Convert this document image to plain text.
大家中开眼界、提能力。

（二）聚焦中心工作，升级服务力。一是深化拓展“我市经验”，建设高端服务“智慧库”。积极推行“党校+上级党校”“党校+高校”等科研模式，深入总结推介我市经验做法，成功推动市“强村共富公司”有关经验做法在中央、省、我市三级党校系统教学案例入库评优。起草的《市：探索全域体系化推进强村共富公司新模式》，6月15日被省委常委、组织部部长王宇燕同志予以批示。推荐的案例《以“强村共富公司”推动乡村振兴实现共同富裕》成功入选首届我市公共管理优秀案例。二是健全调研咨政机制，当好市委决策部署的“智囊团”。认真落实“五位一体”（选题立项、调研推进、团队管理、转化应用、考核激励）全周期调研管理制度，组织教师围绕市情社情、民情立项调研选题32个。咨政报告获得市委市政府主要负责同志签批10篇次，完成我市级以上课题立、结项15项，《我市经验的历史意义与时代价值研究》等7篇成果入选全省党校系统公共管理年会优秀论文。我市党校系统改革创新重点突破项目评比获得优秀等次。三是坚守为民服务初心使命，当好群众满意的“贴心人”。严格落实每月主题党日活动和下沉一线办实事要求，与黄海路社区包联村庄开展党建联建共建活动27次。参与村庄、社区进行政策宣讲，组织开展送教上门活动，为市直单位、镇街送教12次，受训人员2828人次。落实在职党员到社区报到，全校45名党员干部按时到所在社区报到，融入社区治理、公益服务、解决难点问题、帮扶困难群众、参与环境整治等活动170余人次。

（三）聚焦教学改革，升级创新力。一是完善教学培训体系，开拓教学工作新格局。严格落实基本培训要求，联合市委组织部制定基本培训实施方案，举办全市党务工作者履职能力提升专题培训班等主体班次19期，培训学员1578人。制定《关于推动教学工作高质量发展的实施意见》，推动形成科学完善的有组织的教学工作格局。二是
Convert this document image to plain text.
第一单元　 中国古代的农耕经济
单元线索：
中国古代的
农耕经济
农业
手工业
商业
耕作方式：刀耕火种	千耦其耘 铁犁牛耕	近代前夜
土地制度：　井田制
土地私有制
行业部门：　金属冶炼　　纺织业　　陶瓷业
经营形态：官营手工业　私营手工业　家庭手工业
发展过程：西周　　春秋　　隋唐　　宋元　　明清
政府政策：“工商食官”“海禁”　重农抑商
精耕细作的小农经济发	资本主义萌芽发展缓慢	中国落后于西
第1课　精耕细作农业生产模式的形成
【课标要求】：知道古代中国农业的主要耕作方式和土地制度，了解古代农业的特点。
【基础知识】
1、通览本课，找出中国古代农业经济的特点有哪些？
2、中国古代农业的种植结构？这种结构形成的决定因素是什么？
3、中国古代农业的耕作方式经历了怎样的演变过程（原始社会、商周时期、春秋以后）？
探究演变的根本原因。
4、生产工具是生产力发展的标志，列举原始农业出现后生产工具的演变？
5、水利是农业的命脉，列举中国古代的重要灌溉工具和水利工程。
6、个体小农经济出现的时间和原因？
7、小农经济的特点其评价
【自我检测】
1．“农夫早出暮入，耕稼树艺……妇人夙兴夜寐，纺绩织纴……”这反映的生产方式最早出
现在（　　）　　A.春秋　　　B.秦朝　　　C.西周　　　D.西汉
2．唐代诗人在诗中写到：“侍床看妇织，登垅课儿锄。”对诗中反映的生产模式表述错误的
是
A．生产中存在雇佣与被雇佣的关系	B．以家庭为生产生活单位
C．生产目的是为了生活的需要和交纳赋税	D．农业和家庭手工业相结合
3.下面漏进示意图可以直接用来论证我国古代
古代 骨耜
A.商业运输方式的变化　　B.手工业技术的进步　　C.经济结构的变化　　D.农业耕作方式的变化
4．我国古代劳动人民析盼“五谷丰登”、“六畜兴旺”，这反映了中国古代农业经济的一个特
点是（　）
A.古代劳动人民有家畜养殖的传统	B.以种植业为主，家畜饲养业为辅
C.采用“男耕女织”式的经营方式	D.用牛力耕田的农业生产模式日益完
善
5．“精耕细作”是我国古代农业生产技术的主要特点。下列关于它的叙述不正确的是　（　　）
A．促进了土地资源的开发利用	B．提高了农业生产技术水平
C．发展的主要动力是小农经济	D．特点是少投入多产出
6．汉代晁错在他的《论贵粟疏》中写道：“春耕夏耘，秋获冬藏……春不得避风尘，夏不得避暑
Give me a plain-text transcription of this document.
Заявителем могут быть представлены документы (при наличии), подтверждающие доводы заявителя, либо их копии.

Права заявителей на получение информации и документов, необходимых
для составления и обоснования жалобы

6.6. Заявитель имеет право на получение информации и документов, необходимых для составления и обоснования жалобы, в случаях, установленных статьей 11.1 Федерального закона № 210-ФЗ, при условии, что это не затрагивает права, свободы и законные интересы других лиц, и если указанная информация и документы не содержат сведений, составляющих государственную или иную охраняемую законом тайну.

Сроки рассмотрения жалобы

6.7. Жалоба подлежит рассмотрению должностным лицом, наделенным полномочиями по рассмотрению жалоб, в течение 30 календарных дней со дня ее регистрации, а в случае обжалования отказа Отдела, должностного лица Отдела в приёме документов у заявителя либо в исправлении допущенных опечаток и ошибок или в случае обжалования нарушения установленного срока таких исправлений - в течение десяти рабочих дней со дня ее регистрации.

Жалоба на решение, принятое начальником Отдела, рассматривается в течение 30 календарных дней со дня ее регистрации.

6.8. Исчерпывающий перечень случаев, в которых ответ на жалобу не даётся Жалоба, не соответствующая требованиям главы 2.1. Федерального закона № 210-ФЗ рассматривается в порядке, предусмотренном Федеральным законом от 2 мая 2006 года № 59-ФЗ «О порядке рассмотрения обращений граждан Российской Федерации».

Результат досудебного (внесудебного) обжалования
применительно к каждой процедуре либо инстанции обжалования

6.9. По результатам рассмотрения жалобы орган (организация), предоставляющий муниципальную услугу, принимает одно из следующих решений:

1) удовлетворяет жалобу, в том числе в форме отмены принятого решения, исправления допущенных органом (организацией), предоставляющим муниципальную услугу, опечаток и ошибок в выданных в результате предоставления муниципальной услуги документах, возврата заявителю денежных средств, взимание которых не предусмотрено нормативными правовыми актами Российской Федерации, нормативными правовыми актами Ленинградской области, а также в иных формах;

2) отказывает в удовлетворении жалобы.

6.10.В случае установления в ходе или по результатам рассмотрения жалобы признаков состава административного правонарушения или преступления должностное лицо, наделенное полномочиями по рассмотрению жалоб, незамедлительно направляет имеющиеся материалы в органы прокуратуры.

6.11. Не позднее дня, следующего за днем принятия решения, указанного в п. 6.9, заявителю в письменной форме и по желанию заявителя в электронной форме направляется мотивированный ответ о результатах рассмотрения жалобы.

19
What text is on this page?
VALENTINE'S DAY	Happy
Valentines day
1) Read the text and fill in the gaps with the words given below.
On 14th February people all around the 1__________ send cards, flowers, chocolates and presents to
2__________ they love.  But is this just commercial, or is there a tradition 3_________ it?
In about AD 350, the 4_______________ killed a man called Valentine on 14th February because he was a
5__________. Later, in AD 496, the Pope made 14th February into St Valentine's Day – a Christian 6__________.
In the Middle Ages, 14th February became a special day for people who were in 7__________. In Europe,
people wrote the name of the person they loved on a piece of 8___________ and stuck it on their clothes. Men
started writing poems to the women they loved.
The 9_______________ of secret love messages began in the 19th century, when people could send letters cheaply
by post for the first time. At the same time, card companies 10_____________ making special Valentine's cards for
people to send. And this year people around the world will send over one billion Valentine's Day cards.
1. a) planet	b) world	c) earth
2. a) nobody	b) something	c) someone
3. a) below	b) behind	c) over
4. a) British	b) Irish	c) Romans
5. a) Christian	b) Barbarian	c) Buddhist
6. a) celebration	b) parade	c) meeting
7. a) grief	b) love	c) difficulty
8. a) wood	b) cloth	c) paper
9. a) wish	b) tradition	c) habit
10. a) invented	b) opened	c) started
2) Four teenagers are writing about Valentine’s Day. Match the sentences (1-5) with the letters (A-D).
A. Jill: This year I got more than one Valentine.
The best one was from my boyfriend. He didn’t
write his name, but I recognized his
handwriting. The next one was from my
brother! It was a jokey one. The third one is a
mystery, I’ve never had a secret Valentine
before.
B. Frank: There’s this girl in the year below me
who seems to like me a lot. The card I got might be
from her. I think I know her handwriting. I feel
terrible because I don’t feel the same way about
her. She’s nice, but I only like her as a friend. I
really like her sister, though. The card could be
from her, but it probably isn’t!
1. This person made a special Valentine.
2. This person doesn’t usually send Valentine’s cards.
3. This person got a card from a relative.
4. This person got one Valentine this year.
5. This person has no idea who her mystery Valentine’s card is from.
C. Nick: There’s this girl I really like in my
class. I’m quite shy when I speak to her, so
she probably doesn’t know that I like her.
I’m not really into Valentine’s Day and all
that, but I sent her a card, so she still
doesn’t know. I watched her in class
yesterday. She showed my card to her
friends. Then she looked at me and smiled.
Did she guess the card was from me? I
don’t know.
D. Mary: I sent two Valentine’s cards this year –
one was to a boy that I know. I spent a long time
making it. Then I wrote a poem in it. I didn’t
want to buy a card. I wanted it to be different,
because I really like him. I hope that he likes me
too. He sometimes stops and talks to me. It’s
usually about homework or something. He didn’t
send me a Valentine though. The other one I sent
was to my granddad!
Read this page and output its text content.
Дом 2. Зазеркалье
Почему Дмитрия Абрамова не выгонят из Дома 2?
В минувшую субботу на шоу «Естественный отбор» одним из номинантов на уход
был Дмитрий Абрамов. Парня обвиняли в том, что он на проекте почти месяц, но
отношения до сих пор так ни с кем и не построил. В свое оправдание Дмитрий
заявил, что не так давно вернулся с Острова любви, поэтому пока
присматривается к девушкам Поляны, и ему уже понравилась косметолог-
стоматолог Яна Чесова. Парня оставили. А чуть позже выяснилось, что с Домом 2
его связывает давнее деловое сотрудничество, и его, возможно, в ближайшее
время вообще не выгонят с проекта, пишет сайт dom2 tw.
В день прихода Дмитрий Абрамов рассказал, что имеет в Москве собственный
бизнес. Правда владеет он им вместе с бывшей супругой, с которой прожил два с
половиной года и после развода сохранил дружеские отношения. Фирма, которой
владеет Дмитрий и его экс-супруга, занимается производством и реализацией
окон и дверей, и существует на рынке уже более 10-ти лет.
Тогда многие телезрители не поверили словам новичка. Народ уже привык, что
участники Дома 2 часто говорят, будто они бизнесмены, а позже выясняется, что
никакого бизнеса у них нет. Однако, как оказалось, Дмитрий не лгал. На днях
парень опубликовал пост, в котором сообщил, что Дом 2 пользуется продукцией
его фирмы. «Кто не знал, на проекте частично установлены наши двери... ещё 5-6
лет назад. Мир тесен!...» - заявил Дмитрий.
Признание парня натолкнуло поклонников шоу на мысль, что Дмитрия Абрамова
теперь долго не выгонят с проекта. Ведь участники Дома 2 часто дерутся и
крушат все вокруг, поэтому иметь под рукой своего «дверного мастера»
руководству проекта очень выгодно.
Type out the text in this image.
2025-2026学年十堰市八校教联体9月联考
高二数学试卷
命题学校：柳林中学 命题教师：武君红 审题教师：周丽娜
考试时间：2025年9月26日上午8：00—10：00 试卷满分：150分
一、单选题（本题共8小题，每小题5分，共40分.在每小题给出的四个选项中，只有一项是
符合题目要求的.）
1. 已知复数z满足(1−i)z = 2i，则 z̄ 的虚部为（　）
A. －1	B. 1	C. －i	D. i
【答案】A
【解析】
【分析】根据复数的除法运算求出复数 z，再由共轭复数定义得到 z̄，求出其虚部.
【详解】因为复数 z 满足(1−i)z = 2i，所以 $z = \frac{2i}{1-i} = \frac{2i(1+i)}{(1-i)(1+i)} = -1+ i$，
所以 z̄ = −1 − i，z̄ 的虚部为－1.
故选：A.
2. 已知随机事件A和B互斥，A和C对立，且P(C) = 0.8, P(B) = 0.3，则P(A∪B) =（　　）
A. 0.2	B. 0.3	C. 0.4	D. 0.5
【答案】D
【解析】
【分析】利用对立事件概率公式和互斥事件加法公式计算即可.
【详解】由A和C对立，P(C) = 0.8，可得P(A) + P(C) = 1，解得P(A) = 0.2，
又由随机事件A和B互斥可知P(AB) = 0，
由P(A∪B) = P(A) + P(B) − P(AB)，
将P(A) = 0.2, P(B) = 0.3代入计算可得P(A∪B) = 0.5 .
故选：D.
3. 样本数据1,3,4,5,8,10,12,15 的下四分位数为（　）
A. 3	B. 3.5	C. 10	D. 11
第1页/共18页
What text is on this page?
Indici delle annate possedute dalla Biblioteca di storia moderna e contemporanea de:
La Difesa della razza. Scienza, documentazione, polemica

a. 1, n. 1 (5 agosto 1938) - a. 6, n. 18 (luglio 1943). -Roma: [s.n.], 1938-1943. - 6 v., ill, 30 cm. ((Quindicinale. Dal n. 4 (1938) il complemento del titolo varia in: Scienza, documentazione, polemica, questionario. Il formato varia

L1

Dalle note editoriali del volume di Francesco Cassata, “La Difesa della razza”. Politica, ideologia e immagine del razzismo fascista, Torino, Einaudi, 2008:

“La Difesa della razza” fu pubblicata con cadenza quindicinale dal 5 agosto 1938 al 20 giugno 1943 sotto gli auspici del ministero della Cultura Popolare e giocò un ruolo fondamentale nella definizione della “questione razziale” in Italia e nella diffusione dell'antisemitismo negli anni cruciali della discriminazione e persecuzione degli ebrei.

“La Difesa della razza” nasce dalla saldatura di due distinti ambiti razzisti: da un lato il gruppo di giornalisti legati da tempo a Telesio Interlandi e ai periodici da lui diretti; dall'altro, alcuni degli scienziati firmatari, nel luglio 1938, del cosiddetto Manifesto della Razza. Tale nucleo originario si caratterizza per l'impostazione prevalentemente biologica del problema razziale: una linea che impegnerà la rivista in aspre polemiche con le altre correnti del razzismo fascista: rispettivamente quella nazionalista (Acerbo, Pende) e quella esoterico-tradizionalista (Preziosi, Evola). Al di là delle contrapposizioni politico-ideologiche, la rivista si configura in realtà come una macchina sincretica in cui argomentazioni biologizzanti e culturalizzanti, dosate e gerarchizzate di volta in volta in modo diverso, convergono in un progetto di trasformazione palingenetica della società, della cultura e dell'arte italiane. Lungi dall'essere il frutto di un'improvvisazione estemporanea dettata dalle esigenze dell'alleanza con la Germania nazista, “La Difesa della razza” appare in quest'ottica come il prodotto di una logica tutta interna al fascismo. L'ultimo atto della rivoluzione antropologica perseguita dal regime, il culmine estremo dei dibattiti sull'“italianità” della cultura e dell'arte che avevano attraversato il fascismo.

◇ ◇ ◇

▸ Set problem: In the lines above, find each one with "получение" and list it.

▸ Response to the task:
Права заявителей на получение информации и документов, необходимых
6.6. Заявитель имеет право на получение информации и документов, необходимых для составления и обоснования жалобы, в случаях, установленных статьей 11.1 Федерального закона № 210-ФЗ, при условии, что это не затрагивает права, свободы и законные интересы других лиц, и если указанная информация и документы не содержат сведений, составляющих государственную или иную охраняемую законом тайну.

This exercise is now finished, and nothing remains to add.